--- Begin Data to process ---

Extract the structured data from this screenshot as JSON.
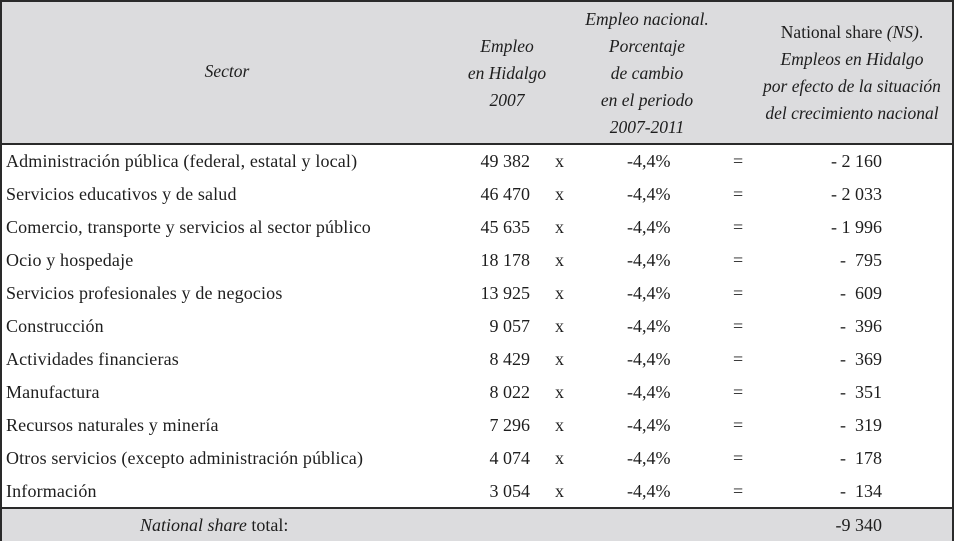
{
  "table": {
    "header": {
      "sector": "Sector",
      "empleo_hidalgo": [
        "Empleo",
        "en Hidalgo",
        "2007"
      ],
      "empleo_nacional": [
        "Empleo nacional.",
        "Porcentaje",
        "de cambio",
        "en el periodo",
        "2007-2011"
      ],
      "national_share": {
        "line1_upright": "National share ",
        "line1_italic": "(NS)",
        "line1_end": ".",
        "lines": [
          "Empleos en Hidalgo",
          "por efecto de la situación",
          "del crecimiento nacional"
        ]
      }
    },
    "rows": [
      {
        "sector": "Administración pública (federal, estatal y local)",
        "empleo": "49 382",
        "op": "x",
        "pct": "-4,4%",
        "eq": "=",
        "ns": "- 2 160"
      },
      {
        "sector": "Servicios educativos y de salud",
        "empleo": "46 470",
        "op": "x",
        "pct": "-4,4%",
        "eq": "=",
        "ns": "- 2 033"
      },
      {
        "sector": "Comercio, transporte y servicios al sector público",
        "empleo": "45 635",
        "op": "x",
        "pct": "-4,4%",
        "eq": "=",
        "ns": "- 1 996"
      },
      {
        "sector": "Ocio y hospedaje",
        "empleo": "18 178",
        "op": "x",
        "pct": "-4,4%",
        "eq": "=",
        "ns": "-  795"
      },
      {
        "sector": "Servicios profesionales y de negocios",
        "empleo": "13 925",
        "op": "x",
        "pct": "-4,4%",
        "eq": "=",
        "ns": "-  609"
      },
      {
        "sector": "Construcción",
        "empleo": "9 057",
        "op": "x",
        "pct": "-4,4%",
        "eq": "=",
        "ns": "-  396"
      },
      {
        "sector": "Actividades financieras",
        "empleo": "8 429",
        "op": "x",
        "pct": "-4,4%",
        "eq": "=",
        "ns": "-  369"
      },
      {
        "sector": "Manufactura",
        "empleo": "8 022",
        "op": "x",
        "pct": "-4,4%",
        "eq": "=",
        "ns": "-  351"
      },
      {
        "sector": "Recursos naturales y minería",
        "empleo": "7 296",
        "op": "x",
        "pct": "-4,4%",
        "eq": "=",
        "ns": "-  319"
      },
      {
        "sector": "Otros servicios (excepto administración pública)",
        "empleo": "4 074",
        "op": "x",
        "pct": "-4,4%",
        "eq": "=",
        "ns": "-  178"
      },
      {
        "sector": "Información",
        "empleo": "3 054",
        "op": "x",
        "pct": "-4,4%",
        "eq": "=",
        "ns": "-  134"
      }
    ],
    "footer": {
      "label_italic": "National share",
      "label_rest": " total:",
      "value": "-9 340"
    }
  },
  "colors": {
    "header_bg": "#dcdcde",
    "footer_bg": "#dcdcde",
    "border": "#2a2a2a",
    "text": "#1e1e1e"
  }
}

--- End Data to process ---

What the task asks -
Write out the listing above exactly as it stands, pictures excluded.

Solution to this task -
Extract the structured data from this screenshot as JSON.
{
  "table": {
    "header": {
      "sector": "Sector",
      "empleo_hidalgo": [
        "Empleo",
        "en Hidalgo",
        "2007"
      ],
      "empleo_nacional": [
        "Empleo nacional.",
        "Porcentaje",
        "de cambio",
        "en el periodo",
        "2007-2011"
      ],
      "national_share": {
        "line1_upright": "National share ",
        "line1_italic": "(NS)",
        "line1_end": ".",
        "lines": [
          "Empleos en Hidalgo",
          "por efecto de la situación",
          "del crecimiento nacional"
        ]
      }
    },
    "rows": [
      {
        "sector": "Administración pública (federal, estatal y local)",
        "empleo": "49 382",
        "op": "x",
        "pct": "-4,4%",
        "eq": "=",
        "ns": "- 2 160"
      },
      {
        "sector": "Servicios educativos y de salud",
        "empleo": "46 470",
        "op": "x",
        "pct": "-4,4%",
        "eq": "=",
        "ns": "- 2 033"
      },
      {
        "sector": "Comercio, transporte y servicios al sector público",
        "empleo": "45 635",
        "op": "x",
        "pct": "-4,4%",
        "eq": "=",
        "ns": "- 1 996"
      },
      {
        "sector": "Ocio y hospedaje",
        "empleo": "18 178",
        "op": "x",
        "pct": "-4,4%",
        "eq": "=",
        "ns": "-  795"
      },
      {
        "sector": "Servicios profesionales y de negocios",
        "empleo": "13 925",
        "op": "x",
        "pct": "-4,4%",
        "eq": "=",
        "ns": "-  609"
      },
      {
        "sector": "Construcción",
        "empleo": "9 057",
        "op": "x",
        "pct": "-4,4%",
        "eq": "=",
        "ns": "-  396"
      },
      {
        "sector": "Actividades financieras",
        "empleo": "8 429",
        "op": "x",
        "pct": "-4,4%",
        "eq": "=",
        "ns": "-  369"
      },
      {
        "sector": "Manufactura",
        "empleo": "8 022",
        "op": "x",
        "pct": "-4,4%",
        "eq": "=",
        "ns": "-  351"
      },
      {
        "sector": "Recursos naturales y minería",
        "empleo": "7 296",
        "op": "x",
        "pct": "-4,4%",
        "eq": "=",
        "ns": "-  319"
      },
      {
        "sector": "Otros servicios (excepto administración pública)",
        "empleo": "4 074",
        "op": "x",
        "pct": "-4,4%",
        "eq": "=",
        "ns": "-  178"
      },
      {
        "sector": "Información",
        "empleo": "3 054",
        "op": "x",
        "pct": "-4,4%",
        "eq": "=",
        "ns": "-  134"
      }
    ],
    "footer": {
      "label_italic": "National share",
      "label_rest": " total:",
      "value": "-9 340"
    }
  },
  "colors": {
    "header_bg": "#dcdcde",
    "footer_bg": "#dcdcde",
    "border": "#2a2a2a",
    "text": "#1e1e1e"
  }
}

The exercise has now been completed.